__Records for this exercise__
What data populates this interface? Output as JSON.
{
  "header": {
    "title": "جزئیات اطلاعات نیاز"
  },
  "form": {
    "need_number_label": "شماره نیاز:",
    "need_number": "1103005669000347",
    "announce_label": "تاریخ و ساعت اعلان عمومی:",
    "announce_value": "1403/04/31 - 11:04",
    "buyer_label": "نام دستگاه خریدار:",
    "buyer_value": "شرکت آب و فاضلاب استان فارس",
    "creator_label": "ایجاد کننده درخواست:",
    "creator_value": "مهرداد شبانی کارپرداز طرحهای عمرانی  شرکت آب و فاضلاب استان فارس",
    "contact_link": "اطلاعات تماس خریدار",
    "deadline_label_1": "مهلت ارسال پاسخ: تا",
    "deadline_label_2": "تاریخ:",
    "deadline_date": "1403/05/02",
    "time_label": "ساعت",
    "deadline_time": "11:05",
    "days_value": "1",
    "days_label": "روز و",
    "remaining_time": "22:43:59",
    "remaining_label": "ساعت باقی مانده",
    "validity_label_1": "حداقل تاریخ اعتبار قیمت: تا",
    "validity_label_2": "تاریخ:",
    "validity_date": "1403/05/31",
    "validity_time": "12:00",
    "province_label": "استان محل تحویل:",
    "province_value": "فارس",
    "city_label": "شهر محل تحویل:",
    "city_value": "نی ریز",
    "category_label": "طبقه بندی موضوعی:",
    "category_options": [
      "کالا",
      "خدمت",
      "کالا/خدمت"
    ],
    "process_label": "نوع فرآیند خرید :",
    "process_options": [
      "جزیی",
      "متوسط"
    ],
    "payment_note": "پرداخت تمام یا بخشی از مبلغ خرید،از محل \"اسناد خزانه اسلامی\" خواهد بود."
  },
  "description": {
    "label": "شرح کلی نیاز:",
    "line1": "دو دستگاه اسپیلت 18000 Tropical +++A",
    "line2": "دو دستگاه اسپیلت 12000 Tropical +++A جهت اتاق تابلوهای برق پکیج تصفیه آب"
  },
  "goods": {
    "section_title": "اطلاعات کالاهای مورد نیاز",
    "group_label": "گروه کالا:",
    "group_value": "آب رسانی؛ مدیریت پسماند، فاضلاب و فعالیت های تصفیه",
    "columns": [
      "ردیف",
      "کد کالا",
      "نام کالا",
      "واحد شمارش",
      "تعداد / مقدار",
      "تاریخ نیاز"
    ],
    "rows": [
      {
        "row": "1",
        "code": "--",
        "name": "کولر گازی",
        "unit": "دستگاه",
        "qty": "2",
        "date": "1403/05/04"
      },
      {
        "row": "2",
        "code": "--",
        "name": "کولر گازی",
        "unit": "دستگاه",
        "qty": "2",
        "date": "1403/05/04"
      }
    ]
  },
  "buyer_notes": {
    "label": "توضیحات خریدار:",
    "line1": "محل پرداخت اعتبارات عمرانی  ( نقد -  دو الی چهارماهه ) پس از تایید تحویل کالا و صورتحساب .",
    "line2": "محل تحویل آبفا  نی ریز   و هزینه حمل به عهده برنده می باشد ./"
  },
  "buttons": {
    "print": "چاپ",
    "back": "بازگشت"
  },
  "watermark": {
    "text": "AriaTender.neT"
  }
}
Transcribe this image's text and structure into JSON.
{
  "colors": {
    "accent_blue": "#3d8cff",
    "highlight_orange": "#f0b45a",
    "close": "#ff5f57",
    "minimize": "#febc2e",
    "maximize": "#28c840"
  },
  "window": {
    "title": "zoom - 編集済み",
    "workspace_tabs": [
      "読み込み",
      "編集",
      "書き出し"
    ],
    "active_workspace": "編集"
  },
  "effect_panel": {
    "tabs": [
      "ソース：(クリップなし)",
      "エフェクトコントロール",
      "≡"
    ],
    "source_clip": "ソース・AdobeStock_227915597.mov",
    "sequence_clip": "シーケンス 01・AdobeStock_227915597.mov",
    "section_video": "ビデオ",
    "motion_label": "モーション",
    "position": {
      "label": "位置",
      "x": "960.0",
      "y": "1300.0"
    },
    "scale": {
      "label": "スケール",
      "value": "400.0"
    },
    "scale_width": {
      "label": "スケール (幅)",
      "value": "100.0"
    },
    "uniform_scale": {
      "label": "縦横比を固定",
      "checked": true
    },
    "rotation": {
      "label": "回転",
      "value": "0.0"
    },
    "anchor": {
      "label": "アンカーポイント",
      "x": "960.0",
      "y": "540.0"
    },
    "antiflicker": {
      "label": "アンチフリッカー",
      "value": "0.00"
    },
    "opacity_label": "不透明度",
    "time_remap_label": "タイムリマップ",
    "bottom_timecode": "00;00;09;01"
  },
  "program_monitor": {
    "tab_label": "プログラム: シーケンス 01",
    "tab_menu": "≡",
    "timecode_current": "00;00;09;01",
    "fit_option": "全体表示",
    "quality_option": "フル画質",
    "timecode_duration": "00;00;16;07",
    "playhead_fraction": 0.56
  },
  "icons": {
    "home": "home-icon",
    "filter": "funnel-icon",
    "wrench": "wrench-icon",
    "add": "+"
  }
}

__What to work on__
Filter out all lines lacking the word "استان" and copy the rest.

__The output__
    "buyer_value": "شرکت آب و فاضلاب استان فارس",
    "creator_value": "مهرداد شبانی کارپرداز طرحهای عمرانی  شرکت آب و فاضلاب استان فارس",
    "province_label": "استان محل تحویل:",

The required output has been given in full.